WRITTEN INSTRUCTION:
Transcribe the material below line for line, with no changes, and leave the pictures out of your answer.

SUPPLIED INFORMATION:
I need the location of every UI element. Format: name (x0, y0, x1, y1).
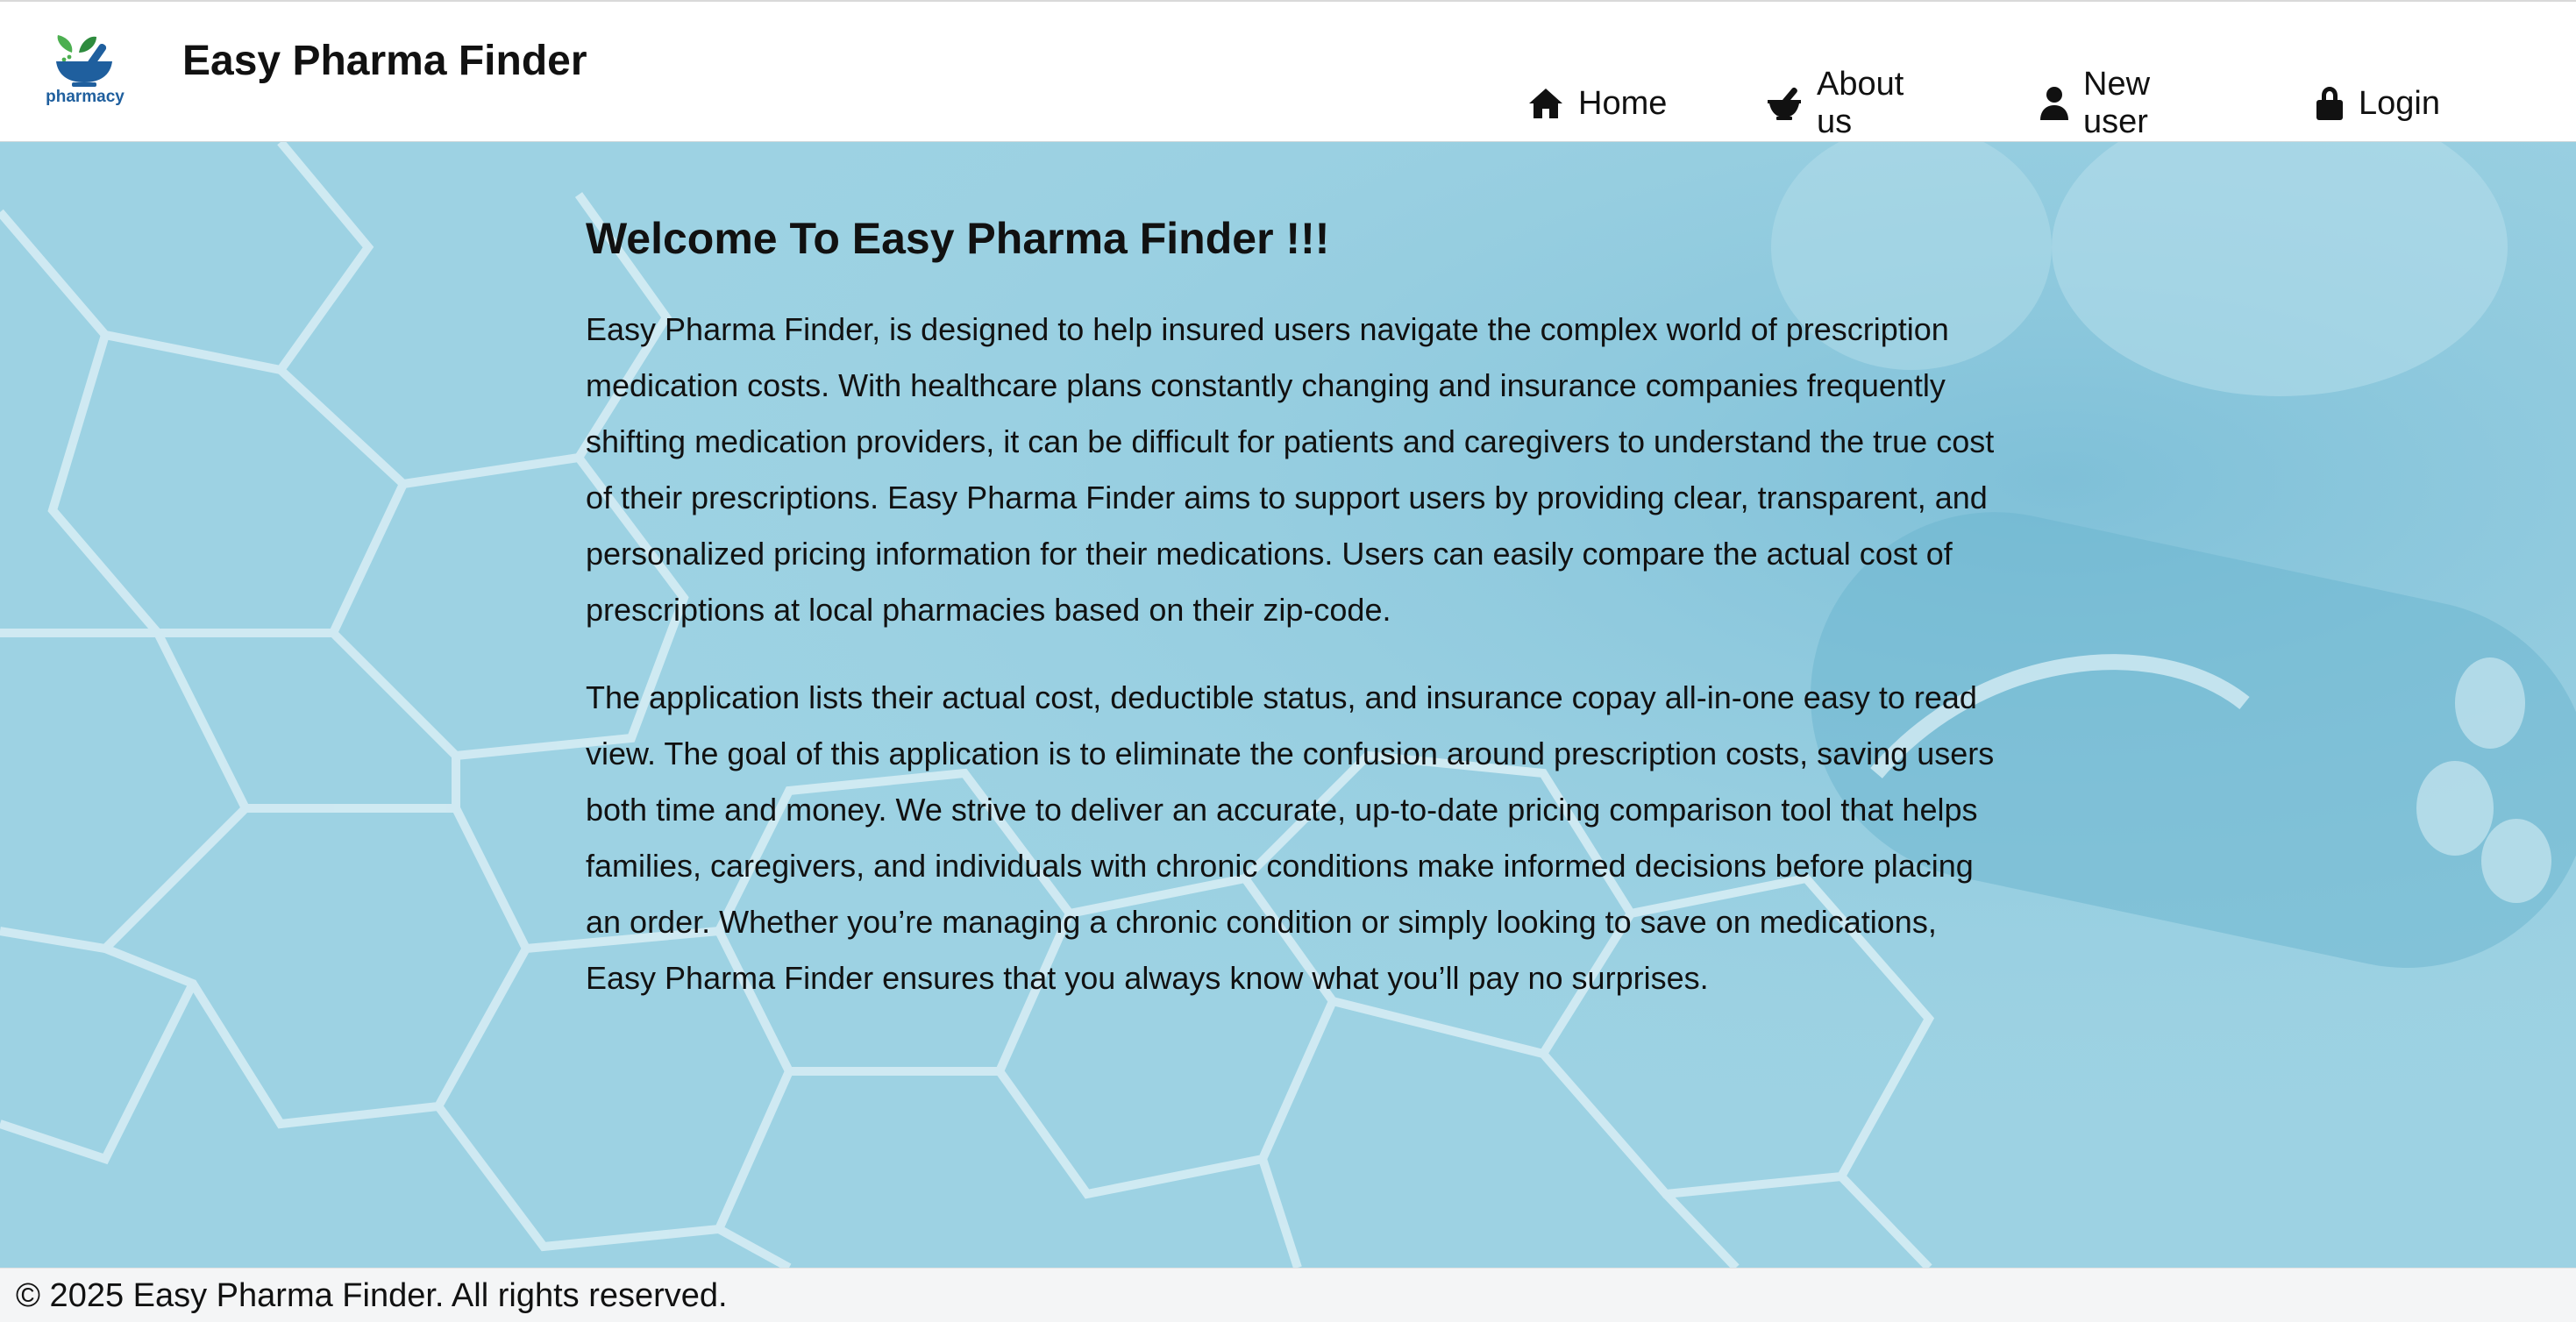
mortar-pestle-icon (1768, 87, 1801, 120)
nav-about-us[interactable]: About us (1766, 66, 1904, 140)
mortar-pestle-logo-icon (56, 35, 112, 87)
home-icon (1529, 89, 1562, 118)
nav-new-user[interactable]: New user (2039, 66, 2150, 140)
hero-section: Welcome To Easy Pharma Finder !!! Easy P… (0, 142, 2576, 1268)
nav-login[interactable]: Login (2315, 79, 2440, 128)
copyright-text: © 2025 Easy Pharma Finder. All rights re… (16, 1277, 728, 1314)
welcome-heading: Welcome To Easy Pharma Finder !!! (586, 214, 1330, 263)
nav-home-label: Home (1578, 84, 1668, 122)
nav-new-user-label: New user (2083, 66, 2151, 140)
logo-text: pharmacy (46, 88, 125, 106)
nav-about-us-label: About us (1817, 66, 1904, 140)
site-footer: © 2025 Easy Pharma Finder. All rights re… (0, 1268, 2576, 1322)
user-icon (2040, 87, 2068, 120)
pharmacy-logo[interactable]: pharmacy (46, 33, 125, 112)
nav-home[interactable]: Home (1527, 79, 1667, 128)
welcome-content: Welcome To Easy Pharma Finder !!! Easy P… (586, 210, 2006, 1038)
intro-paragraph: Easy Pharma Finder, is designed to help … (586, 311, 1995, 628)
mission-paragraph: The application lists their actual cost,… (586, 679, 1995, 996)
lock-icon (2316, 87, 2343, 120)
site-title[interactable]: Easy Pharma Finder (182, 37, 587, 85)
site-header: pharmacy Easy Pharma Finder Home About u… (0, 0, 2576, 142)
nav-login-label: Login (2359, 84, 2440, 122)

SOLUTION:
I need the location of every UI element. Format: name (x0, y0, x1, y1).
mortar-pestle-icon (1768, 87, 1801, 120)
nav-about-us[interactable]: About us (1766, 66, 1904, 140)
mortar-pestle-logo-icon (56, 35, 112, 87)
home-icon (1529, 89, 1562, 118)
nav-new-user[interactable]: New user (2039, 66, 2150, 140)
hero-section: Welcome To Easy Pharma Finder !!! Easy P… (0, 142, 2576, 1268)
nav-login[interactable]: Login (2315, 79, 2440, 128)
copyright-text: © 2025 Easy Pharma Finder. All rights re… (16, 1277, 728, 1314)
welcome-heading: Welcome To Easy Pharma Finder !!! (586, 214, 1330, 263)
nav-home-label: Home (1578, 84, 1668, 122)
nav-new-user-label: New user (2083, 66, 2151, 140)
logo-text: pharmacy (46, 88, 125, 106)
nav-about-us-label: About us (1817, 66, 1904, 140)
site-footer: © 2025 Easy Pharma Finder. All rights re… (0, 1268, 2576, 1322)
user-icon (2040, 87, 2068, 120)
pharmacy-logo[interactable]: pharmacy (46, 33, 125, 112)
nav-home[interactable]: Home (1527, 79, 1667, 128)
welcome-content: Welcome To Easy Pharma Finder !!! Easy P… (586, 210, 2006, 1038)
intro-paragraph: Easy Pharma Finder, is designed to help … (586, 311, 1995, 628)
mission-paragraph: The application lists their actual cost,… (586, 679, 1995, 996)
lock-icon (2316, 87, 2343, 120)
site-title[interactable]: Easy Pharma Finder (182, 37, 587, 85)
site-header: pharmacy Easy Pharma Finder Home About u… (0, 0, 2576, 142)
nav-login-label: Login (2359, 84, 2440, 122)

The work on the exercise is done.